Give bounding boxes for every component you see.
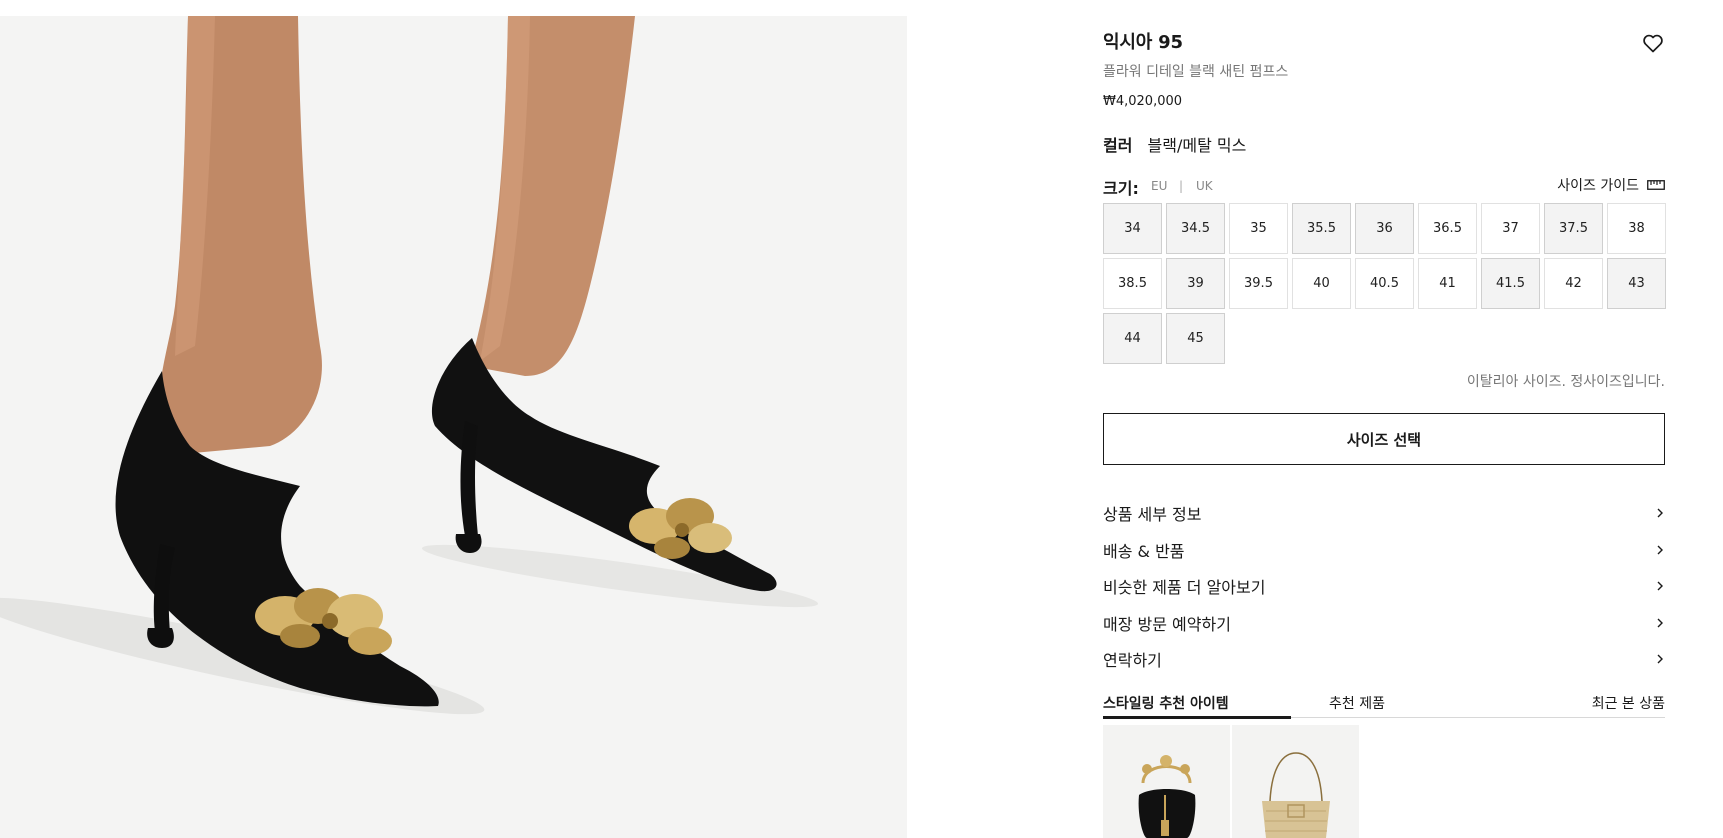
══════════════════════════════
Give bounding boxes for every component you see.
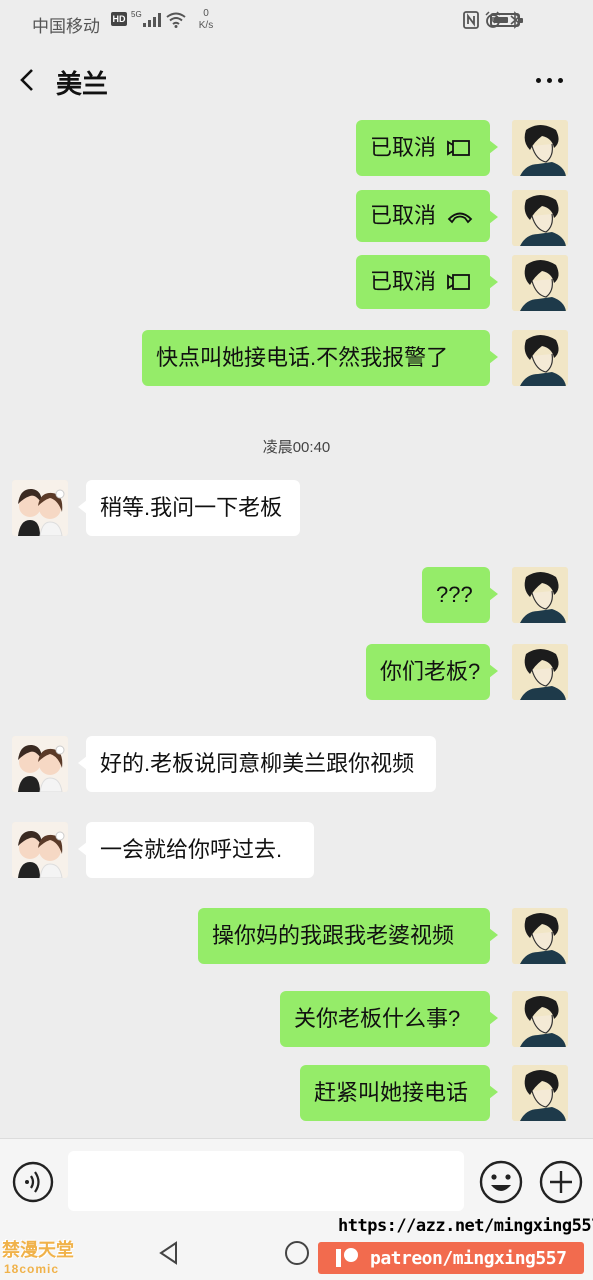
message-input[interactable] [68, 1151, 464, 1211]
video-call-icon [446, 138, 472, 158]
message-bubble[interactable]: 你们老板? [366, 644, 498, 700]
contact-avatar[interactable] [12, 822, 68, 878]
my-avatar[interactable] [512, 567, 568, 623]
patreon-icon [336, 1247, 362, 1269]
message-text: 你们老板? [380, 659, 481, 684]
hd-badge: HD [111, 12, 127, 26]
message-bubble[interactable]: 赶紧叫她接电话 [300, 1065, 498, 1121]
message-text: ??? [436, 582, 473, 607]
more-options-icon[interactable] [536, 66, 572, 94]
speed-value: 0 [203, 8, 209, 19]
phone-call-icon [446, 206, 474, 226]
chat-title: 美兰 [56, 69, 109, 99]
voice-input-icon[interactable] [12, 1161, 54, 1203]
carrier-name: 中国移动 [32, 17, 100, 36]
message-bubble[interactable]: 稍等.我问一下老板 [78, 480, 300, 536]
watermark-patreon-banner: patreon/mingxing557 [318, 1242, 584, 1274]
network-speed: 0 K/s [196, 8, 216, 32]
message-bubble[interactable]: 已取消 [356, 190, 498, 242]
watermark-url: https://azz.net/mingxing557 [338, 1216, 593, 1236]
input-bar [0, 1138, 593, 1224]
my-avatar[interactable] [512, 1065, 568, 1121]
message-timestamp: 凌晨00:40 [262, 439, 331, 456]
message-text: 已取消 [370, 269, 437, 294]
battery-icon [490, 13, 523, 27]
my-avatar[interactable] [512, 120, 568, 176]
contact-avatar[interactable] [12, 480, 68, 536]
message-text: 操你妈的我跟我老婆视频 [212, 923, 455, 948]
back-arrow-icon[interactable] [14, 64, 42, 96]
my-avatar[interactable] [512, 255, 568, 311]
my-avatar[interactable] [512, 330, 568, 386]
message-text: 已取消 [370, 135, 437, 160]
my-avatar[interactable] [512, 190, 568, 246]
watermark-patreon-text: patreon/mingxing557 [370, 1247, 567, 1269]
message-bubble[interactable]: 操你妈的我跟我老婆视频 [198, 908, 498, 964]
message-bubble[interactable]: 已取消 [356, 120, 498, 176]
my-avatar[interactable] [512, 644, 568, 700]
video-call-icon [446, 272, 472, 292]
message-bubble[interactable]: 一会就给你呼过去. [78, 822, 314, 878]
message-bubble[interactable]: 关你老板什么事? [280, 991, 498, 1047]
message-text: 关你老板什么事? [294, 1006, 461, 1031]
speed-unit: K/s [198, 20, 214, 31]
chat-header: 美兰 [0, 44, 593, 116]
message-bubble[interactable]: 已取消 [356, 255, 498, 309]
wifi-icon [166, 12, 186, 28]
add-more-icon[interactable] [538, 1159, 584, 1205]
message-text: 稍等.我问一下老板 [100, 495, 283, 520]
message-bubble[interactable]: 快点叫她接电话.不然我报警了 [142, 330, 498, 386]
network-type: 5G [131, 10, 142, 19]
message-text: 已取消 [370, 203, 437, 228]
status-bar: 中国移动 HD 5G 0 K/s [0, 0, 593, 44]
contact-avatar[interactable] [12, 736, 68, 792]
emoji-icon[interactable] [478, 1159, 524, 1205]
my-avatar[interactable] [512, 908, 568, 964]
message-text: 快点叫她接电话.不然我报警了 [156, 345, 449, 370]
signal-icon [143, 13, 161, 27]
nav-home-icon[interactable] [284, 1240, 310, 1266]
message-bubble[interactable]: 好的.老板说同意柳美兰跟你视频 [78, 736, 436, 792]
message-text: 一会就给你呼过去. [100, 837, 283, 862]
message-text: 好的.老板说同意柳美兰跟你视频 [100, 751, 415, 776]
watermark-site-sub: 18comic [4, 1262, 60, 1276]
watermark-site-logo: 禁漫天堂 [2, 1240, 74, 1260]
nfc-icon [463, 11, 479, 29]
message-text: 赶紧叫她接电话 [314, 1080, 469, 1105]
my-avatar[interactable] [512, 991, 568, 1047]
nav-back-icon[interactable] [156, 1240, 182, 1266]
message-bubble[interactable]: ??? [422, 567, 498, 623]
══════════════════════════════
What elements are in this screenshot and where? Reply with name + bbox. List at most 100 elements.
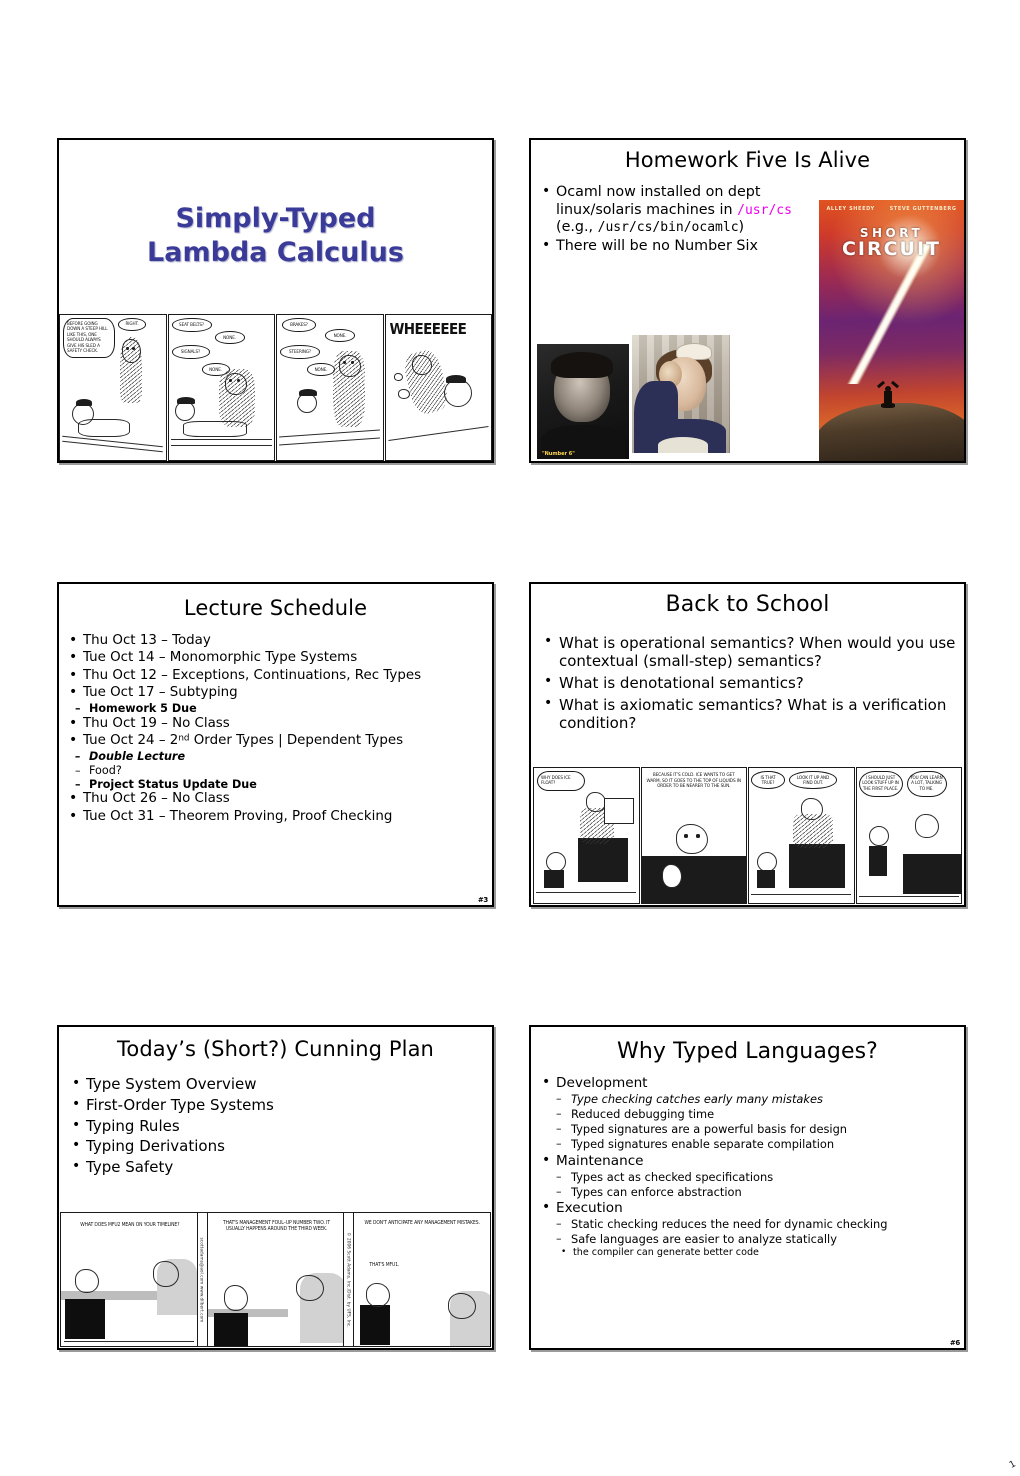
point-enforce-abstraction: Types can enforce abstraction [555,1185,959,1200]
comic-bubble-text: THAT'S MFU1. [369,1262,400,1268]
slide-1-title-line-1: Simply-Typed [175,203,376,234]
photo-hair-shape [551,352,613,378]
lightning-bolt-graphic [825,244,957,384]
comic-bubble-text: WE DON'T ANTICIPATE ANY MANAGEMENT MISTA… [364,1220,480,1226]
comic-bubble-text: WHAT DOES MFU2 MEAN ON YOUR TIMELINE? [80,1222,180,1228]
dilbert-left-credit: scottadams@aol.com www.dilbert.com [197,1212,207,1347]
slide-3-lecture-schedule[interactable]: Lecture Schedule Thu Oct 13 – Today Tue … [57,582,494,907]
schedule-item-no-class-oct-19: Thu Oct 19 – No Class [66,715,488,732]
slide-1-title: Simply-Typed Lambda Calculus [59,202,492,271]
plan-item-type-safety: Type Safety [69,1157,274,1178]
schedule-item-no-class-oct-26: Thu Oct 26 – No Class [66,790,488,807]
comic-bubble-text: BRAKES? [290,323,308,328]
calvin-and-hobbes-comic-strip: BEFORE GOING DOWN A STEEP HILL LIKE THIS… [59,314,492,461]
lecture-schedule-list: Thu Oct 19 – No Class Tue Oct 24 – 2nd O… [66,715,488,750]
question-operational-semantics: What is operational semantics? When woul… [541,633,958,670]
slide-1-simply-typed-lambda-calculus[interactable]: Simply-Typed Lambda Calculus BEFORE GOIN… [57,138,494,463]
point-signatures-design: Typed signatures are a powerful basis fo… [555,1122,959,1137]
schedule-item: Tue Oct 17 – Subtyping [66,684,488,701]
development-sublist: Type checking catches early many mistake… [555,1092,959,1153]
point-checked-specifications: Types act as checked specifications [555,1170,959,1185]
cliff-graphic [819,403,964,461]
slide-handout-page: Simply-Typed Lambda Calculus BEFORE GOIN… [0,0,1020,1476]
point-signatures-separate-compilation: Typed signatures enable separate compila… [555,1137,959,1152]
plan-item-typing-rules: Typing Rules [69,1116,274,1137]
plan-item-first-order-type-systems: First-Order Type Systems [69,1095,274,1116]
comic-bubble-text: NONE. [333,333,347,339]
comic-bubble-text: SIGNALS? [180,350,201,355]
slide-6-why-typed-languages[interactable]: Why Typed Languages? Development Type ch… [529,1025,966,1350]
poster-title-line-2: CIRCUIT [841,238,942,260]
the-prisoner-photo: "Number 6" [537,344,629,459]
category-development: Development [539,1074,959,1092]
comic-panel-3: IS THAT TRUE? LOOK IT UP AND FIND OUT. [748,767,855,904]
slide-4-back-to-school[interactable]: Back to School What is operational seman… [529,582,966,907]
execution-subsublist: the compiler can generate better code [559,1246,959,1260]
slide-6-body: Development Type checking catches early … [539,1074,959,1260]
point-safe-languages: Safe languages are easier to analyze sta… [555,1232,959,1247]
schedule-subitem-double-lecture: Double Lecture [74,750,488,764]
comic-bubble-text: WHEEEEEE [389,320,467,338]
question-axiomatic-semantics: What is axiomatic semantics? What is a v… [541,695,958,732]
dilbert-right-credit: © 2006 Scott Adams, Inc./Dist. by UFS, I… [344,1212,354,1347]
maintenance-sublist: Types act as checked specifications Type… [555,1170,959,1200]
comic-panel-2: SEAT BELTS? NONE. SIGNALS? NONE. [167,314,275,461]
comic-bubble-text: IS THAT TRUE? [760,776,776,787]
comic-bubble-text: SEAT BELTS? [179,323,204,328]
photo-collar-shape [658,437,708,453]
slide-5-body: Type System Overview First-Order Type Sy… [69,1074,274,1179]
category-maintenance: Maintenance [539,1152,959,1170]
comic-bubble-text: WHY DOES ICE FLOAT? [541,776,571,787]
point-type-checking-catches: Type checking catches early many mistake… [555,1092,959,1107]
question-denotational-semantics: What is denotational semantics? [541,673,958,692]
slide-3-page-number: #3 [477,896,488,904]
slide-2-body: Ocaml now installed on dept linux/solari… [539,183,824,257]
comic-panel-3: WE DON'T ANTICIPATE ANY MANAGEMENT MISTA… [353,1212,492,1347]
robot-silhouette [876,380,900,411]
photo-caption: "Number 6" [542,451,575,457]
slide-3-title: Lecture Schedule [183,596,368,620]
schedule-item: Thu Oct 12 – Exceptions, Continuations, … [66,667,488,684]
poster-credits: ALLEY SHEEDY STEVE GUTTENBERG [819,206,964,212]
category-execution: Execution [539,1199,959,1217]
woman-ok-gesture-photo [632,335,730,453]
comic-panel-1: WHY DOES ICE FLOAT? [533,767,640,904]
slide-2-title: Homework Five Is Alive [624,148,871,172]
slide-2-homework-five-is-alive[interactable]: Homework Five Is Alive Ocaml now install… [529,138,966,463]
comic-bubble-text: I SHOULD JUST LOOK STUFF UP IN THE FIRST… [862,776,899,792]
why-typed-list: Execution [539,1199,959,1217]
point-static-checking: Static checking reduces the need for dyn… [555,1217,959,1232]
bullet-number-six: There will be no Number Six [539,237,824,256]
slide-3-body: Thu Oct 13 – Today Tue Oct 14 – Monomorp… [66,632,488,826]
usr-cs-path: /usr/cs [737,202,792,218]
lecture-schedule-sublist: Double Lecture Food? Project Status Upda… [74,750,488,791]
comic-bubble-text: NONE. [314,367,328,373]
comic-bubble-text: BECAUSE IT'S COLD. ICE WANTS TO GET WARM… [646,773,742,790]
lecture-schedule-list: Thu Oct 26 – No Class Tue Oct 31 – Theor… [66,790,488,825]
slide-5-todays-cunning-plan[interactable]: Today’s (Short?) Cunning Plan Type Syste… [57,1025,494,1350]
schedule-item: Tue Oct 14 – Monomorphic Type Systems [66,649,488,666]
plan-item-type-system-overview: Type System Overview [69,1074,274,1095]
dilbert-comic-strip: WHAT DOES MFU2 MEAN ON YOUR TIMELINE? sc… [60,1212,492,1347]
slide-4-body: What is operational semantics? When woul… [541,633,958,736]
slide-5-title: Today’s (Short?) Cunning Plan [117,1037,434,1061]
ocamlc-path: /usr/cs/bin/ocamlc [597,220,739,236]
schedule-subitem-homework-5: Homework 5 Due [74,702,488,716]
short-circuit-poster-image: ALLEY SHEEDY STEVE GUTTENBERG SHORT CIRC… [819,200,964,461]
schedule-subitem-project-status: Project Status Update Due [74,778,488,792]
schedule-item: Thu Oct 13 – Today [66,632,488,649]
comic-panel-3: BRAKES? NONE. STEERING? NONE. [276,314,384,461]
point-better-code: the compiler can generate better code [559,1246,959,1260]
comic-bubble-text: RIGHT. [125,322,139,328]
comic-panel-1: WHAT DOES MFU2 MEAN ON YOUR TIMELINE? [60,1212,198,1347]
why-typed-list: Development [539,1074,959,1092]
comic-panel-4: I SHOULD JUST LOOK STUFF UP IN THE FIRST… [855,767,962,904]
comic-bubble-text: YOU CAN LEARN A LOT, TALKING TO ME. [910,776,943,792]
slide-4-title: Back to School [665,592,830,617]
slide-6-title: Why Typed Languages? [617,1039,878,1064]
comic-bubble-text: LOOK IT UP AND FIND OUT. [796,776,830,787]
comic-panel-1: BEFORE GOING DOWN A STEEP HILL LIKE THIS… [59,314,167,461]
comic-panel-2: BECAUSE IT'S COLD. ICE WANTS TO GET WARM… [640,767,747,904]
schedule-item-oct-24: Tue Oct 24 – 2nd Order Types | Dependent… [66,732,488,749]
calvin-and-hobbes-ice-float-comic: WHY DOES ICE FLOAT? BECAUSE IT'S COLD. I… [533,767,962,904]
══════════════════════════════
» **AIM**: Rewrite the part that opens with the line containing "What elements are" and closes with the line containing "comic-bubble-text: WHAT DOES", putting "photo-hair-outline" in place of "photo-hair-shape" and leaving everything else unchanged. Omit the picture from your answer.

» **SOLUTION TO THIS PROBLEM**:
What elements are in this screenshot and where? Reply with name + bbox. List at most 100 elements.
point-enforce-abstraction: Types can enforce abstraction [555,1185,959,1200]
comic-bubble-text: THAT'S MFU1. [369,1262,400,1268]
slide-1-title-line-1: Simply-Typed [175,203,376,234]
photo-hair-outline [551,352,613,378]
lightning-bolt-graphic [825,244,957,384]
comic-bubble-text: WE DON'T ANTICIPATE ANY MANAGEMENT MISTA… [364,1220,480,1226]
comic-bubble-text: WHAT DOES MFU2 MEAN ON YOUR TIMELINE? [80,1222,180,1228]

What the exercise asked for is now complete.